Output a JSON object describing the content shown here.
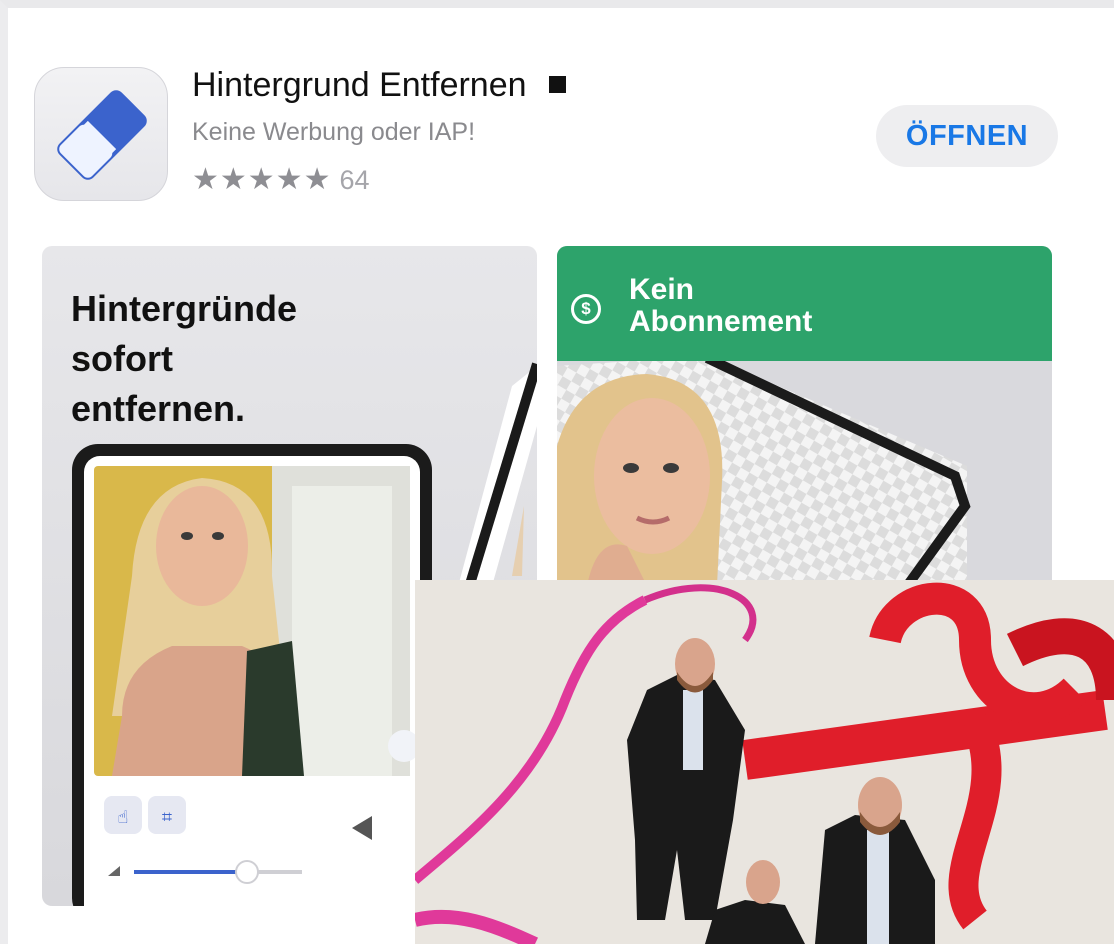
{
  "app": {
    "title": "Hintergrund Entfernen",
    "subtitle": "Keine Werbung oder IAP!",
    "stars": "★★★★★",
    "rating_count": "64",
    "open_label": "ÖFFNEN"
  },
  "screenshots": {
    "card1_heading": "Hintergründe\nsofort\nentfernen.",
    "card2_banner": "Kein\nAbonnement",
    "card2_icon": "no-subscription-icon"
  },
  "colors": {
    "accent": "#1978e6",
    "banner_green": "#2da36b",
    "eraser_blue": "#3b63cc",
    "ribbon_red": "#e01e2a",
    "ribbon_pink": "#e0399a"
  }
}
•••
| Exercise instructions |
Reproduce the full material exactly, excluding the pictures.

| Result for this task |
Output a JSON object describing the content shown here.
{
  "app": {
    "title": "Hintergrund Entfernen",
    "subtitle": "Keine Werbung oder IAP!",
    "stars": "★★★★★",
    "rating_count": "64",
    "open_label": "ÖFFNEN"
  },
  "screenshots": {
    "card1_heading": "Hintergründe\nsofort\nentfernen.",
    "card2_banner": "Kein\nAbonnement",
    "card2_icon": "no-subscription-icon"
  },
  "colors": {
    "accent": "#1978e6",
    "banner_green": "#2da36b",
    "eraser_blue": "#3b63cc",
    "ribbon_red": "#e01e2a",
    "ribbon_pink": "#e0399a"
  }
}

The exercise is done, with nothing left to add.